### Items

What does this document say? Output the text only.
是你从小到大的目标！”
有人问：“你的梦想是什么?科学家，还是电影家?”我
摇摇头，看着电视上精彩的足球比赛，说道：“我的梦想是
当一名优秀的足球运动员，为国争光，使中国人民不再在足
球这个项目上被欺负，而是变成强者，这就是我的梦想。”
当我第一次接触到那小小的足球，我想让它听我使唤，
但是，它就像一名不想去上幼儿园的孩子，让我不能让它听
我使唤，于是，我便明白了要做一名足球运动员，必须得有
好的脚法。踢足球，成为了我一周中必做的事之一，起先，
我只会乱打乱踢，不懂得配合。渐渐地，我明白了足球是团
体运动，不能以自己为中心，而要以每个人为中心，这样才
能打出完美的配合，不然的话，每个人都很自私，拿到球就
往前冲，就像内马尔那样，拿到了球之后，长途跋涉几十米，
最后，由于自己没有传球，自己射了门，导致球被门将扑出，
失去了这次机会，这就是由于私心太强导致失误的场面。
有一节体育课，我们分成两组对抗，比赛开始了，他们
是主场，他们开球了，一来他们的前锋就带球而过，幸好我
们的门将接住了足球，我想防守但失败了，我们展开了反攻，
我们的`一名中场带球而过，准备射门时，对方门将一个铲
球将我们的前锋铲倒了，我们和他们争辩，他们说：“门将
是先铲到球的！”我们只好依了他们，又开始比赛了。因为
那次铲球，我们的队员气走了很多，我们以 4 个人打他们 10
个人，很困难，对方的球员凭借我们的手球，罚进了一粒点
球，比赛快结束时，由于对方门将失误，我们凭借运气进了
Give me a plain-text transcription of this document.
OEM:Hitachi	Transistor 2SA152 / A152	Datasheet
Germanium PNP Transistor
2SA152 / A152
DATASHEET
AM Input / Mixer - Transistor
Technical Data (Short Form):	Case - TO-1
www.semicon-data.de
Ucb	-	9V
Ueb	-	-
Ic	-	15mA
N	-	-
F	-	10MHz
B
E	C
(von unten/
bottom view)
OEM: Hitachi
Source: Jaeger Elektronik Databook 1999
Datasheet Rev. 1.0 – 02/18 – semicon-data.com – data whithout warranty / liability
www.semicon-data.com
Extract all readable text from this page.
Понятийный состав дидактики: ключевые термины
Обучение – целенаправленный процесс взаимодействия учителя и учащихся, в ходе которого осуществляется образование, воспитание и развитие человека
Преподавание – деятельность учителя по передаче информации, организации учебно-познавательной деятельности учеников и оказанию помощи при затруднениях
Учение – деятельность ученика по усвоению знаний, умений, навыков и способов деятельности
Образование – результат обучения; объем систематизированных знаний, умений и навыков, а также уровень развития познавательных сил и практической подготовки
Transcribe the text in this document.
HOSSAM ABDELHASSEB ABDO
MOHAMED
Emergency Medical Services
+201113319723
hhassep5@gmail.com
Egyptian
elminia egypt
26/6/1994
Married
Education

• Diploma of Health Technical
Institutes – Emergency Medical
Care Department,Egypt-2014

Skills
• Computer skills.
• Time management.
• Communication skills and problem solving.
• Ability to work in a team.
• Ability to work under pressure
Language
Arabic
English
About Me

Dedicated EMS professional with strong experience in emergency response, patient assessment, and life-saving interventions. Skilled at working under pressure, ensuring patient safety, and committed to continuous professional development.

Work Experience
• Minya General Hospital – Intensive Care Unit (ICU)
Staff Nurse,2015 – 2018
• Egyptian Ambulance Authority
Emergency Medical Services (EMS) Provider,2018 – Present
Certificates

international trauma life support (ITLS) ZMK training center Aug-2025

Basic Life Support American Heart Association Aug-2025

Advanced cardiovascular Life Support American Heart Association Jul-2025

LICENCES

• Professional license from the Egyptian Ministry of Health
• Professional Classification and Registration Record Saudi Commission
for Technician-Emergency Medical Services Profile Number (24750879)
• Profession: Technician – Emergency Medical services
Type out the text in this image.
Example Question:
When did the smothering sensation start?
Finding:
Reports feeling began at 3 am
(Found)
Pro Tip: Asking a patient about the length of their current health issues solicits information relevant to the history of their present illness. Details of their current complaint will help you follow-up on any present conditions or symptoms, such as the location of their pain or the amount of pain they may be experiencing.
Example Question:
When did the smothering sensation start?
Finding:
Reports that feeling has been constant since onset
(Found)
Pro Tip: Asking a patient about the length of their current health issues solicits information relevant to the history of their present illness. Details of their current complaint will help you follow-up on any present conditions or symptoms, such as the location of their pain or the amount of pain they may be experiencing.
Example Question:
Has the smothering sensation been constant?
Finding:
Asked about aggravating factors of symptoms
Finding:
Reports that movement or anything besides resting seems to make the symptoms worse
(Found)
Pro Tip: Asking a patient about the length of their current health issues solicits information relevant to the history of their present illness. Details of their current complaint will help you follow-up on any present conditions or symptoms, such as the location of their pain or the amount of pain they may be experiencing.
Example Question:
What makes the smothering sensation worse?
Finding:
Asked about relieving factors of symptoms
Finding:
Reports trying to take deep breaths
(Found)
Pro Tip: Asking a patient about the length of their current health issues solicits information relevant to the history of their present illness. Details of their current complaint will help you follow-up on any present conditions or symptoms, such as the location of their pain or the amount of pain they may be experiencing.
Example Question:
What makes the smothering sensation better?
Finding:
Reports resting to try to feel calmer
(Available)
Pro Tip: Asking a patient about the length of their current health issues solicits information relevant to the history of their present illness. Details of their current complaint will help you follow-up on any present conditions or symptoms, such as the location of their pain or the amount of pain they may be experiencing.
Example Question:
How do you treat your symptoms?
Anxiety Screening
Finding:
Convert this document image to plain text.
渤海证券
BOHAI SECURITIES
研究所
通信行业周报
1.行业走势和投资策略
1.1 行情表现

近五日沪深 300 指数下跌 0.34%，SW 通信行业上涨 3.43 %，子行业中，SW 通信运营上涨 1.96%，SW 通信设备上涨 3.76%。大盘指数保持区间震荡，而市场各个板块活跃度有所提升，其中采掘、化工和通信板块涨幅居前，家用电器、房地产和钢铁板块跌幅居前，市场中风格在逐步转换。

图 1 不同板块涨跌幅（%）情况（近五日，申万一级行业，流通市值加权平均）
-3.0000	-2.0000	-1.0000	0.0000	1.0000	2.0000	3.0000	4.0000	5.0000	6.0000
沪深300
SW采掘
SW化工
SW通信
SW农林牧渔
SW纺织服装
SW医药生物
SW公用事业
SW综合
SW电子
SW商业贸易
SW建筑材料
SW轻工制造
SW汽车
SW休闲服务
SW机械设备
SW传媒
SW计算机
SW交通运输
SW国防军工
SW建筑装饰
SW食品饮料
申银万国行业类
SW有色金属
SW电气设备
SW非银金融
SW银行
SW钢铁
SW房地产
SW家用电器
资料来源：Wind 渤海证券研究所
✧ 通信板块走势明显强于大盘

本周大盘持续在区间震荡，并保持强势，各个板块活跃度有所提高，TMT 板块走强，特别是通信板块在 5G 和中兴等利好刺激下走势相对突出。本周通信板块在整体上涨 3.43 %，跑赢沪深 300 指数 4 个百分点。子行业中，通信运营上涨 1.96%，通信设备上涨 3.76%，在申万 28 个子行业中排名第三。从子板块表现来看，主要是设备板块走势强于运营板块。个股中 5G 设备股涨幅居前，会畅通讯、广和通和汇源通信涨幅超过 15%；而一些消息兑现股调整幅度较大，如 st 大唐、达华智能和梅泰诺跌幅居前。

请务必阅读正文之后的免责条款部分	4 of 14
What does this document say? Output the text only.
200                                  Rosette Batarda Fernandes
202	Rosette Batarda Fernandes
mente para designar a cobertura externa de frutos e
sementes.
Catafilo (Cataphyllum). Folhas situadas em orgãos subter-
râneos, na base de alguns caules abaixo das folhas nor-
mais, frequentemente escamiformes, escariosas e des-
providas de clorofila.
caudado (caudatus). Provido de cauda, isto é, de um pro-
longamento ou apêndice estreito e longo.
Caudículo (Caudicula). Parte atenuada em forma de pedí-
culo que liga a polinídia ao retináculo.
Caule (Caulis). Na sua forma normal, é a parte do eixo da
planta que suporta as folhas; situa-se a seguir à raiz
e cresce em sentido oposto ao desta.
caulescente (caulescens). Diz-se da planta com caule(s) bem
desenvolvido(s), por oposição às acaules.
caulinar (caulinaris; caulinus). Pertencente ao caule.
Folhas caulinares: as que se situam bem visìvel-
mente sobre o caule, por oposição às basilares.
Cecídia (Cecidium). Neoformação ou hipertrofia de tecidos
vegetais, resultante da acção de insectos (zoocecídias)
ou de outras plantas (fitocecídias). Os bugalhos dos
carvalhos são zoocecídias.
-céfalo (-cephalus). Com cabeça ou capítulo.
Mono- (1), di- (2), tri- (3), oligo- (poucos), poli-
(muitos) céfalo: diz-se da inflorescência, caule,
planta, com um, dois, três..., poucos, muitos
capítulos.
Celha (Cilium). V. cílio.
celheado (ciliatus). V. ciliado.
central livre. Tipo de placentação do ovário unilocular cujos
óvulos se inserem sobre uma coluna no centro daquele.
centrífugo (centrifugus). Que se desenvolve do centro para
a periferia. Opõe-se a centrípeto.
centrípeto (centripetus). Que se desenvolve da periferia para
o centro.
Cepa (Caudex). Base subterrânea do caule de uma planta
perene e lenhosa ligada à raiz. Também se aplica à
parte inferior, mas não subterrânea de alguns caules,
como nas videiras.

### Required work
Check each line of the records above for "text", and copy those that have it.

### Solution for this task
What does this document say? Output the text only.
Give me a plain-text transcription of this document.
Extract all readable text from this page.
Transcribe the text in this document.
Type out the text in this image.
Convert this document image to plain text.
What does this document say? Output the text only.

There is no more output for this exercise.